All lines holding the string "icon" are to be shown.

Dataset excerpts
_____

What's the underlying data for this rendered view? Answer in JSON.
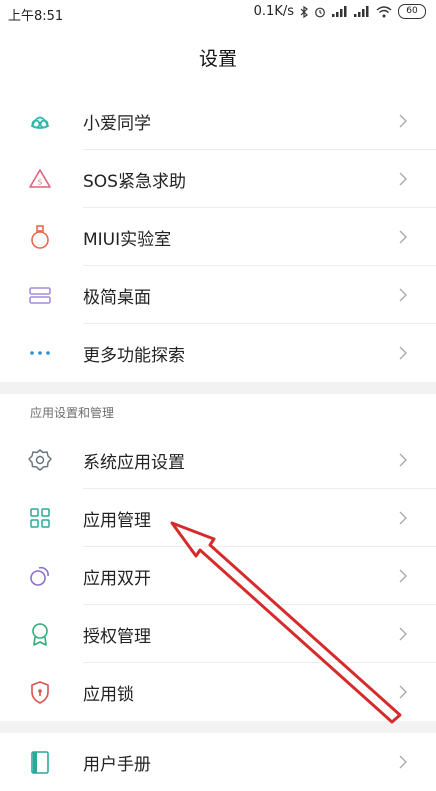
{
  "status": {
    "time": "上午8:51",
    "net": "0.1K/s",
    "battery": "60"
  },
  "header": {
    "title": "设置"
  },
  "group1": [
    {
      "label": "小爱同学",
      "icon": "xiaoai-icon"
    },
    {
      "label": "SOS紧急求助",
      "icon": "sos-icon"
    },
    {
      "label": "MIUI实验室",
      "icon": "flask-icon"
    },
    {
      "label": "极简桌面",
      "icon": "minimal-desktop-icon"
    },
    {
      "label": "更多功能探索",
      "icon": "more-dots-icon"
    }
  ],
  "section": {
    "label": "应用设置和管理"
  },
  "group2": [
    {
      "label": "系统应用设置",
      "icon": "gear-icon"
    },
    {
      "label": "应用管理",
      "icon": "grid-icon"
    },
    {
      "label": "应用双开",
      "icon": "dual-apps-icon"
    },
    {
      "label": "授权管理",
      "icon": "award-icon"
    },
    {
      "label": "应用锁",
      "icon": "shield-lock-icon"
    }
  ],
  "group3": [
    {
      "label": "用户手册",
      "icon": "manual-icon"
    }
  ],
  "colors": {
    "accent_teal": "#2bb5a8",
    "arrow_red": "#d62b2b"
  }
}
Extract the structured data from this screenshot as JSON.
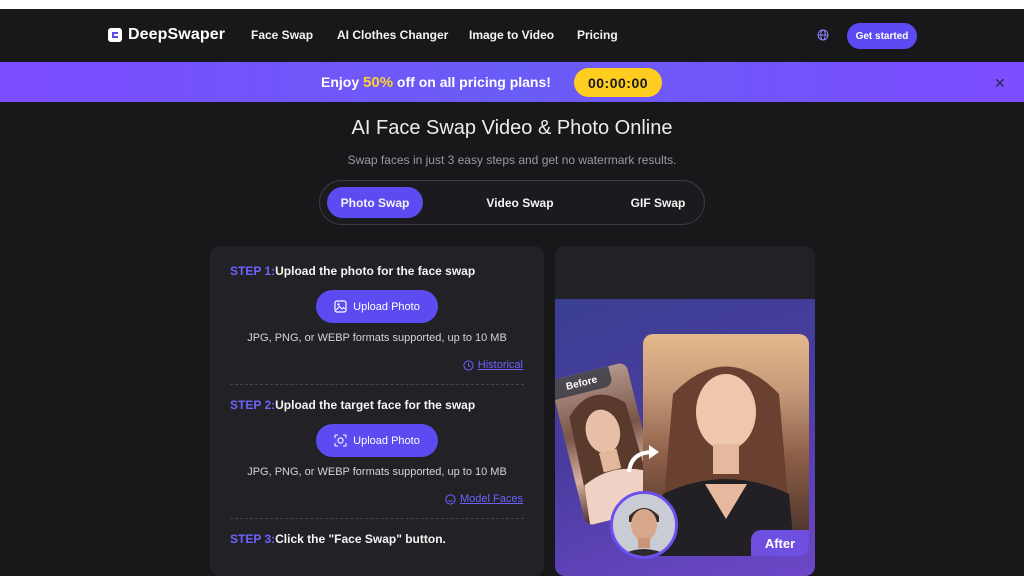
{
  "nav": {
    "logo_text": "DeepSwaper",
    "links": [
      "Face Swap",
      "AI Clothes Changer",
      "Image to Video",
      "Pricing"
    ],
    "cta": "Get started"
  },
  "promo": {
    "prefix": "Enjoy ",
    "highlight": "50%",
    "suffix": " off on all pricing plans!",
    "timer": "00:00:00"
  },
  "hero": {
    "title": "AI Face Swap Video & Photo Online",
    "subtitle": "Swap faces in just 3 easy steps and get no watermark results."
  },
  "tabs": [
    {
      "label": "Photo Swap",
      "active": true
    },
    {
      "label": "Video Swap",
      "active": false
    },
    {
      "label": "GIF Swap",
      "active": false
    }
  ],
  "steps": [
    {
      "num": "STEP 1:",
      "title": "Upload the photo for the face swap",
      "button": "Upload Photo",
      "formats": "JPG, PNG, or WEBP formats supported, up to 10 MB",
      "link": "Historical"
    },
    {
      "num": "STEP 2:",
      "title": "Upload the target face for the swap",
      "button": "Upload Photo",
      "formats": "JPG, PNG, or WEBP formats supported, up to 10 MB",
      "link": "Model Faces"
    },
    {
      "num": "STEP 3:",
      "title": "Click the \"Face Swap\" button."
    }
  ],
  "preview": {
    "before": "Before",
    "after": "After"
  },
  "colors": {
    "accent": "#5b4bf0",
    "timer": "#ffcd1f",
    "highlight": "#ffd230"
  }
}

_____

■ ANSWER TO THIS EXERCISE:
      "icon": "xiaoai-icon"
      "icon": "sos-icon"
      "icon": "flask-icon"
      "icon": "minimal-desktop-icon"
      "icon": "more-dots-icon"
      "icon": "gear-icon"
      "icon": "grid-icon"
      "icon": "dual-apps-icon"
      "icon": "award-icon"
      "icon": "shield-lock-icon"
      "icon": "manual-icon"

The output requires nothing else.